* Records shown *

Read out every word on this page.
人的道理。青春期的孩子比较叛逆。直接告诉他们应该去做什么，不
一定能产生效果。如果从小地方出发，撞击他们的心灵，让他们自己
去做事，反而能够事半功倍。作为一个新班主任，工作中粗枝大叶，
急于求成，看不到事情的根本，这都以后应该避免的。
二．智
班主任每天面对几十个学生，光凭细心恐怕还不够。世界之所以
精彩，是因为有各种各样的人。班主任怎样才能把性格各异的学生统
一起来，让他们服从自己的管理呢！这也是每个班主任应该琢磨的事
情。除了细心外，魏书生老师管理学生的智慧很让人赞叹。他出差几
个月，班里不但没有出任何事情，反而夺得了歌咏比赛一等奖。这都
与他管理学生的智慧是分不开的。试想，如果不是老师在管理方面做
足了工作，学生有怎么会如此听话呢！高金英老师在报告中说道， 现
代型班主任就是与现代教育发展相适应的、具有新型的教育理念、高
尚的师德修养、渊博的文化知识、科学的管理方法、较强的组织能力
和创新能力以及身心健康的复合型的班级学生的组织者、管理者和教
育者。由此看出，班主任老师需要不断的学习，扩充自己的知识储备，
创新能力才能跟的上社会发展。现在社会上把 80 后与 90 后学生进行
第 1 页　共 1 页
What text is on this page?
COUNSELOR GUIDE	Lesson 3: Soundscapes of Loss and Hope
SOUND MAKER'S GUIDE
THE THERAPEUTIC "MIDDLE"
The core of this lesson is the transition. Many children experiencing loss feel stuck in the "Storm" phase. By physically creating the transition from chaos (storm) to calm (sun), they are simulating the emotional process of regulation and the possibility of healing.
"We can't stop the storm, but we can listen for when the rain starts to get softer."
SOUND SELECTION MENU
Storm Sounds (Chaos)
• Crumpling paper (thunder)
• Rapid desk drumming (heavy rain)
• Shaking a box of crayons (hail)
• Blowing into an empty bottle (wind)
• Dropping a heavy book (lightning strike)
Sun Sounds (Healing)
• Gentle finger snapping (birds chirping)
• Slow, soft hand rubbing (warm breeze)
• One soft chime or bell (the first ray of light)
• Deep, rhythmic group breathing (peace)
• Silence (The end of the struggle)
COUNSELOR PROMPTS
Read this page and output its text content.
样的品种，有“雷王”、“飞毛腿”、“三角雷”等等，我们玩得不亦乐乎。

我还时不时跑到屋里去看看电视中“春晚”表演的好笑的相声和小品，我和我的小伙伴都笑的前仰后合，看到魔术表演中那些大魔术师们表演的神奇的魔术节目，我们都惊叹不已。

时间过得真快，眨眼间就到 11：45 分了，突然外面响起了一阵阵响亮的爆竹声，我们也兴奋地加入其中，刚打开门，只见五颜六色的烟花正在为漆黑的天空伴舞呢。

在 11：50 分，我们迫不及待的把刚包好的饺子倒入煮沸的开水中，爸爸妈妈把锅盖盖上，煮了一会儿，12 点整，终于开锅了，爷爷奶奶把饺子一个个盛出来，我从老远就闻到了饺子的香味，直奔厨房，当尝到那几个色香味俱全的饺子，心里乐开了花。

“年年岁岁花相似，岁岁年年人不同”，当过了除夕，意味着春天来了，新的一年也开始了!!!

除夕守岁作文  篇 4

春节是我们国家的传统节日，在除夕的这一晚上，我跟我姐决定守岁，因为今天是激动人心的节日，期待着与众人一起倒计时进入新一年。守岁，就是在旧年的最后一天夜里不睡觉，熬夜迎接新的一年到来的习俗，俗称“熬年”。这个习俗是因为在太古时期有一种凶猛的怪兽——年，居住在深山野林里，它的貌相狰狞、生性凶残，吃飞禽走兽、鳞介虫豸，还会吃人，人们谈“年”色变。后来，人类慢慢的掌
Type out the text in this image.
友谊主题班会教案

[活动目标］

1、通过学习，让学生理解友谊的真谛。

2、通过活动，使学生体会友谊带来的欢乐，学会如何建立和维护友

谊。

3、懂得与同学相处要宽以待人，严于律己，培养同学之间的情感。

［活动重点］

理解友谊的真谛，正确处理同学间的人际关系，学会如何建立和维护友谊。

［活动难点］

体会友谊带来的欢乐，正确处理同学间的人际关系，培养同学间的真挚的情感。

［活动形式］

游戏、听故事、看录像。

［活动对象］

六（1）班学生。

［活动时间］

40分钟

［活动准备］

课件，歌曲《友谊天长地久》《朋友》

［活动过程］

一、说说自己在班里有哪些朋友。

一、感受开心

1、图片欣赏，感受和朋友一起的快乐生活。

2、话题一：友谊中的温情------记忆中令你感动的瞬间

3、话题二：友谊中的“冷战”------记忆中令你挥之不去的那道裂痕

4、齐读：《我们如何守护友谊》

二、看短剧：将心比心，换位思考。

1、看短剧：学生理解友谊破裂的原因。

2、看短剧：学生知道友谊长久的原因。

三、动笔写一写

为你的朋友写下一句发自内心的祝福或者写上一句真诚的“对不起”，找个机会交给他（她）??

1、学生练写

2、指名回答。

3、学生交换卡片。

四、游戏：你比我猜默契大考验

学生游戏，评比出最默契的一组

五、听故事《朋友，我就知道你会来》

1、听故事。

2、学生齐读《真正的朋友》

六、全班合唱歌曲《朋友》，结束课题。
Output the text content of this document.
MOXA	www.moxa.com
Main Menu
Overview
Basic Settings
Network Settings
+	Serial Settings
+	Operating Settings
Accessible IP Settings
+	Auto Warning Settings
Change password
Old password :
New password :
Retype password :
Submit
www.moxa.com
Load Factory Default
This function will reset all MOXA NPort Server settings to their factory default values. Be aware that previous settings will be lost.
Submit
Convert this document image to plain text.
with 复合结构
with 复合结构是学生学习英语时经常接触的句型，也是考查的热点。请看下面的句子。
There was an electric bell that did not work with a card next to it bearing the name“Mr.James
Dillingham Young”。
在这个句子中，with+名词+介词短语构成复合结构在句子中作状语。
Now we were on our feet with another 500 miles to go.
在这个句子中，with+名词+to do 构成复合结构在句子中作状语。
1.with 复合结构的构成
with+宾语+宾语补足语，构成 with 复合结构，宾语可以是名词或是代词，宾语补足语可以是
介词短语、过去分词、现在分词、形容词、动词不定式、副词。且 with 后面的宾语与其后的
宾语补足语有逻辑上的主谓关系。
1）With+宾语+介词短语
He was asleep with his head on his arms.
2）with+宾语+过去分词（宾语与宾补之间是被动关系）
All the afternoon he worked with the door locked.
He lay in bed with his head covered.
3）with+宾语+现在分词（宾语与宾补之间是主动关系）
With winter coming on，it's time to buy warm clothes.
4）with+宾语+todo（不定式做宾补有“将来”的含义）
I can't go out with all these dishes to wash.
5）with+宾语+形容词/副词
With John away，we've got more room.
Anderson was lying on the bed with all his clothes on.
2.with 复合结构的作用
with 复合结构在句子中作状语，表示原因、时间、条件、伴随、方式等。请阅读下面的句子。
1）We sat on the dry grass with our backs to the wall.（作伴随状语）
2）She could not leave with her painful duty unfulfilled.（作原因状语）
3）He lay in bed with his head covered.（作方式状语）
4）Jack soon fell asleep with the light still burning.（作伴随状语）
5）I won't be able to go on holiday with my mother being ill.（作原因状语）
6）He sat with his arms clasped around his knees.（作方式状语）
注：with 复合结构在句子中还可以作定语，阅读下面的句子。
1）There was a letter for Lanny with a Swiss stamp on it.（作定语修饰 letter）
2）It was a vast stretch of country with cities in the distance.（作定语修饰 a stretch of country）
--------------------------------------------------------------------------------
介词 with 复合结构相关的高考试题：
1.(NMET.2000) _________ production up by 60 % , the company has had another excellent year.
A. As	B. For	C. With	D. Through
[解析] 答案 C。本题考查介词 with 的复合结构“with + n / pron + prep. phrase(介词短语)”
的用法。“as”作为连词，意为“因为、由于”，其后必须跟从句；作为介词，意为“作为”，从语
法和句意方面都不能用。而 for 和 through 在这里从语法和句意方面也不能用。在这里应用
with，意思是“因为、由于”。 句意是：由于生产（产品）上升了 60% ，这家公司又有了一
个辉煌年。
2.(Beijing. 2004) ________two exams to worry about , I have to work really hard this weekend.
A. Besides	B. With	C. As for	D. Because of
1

* Problem to solve *
Looking at the data above, show all lines where the word "作定语修饰" occurs.

* Exercise result *
1）There was a letter for Lanny with a Swiss stamp on it.（作定语修饰 letter）
2）It was a vast stretch of country with cities in the distance.（作定语修饰 a stretch of country）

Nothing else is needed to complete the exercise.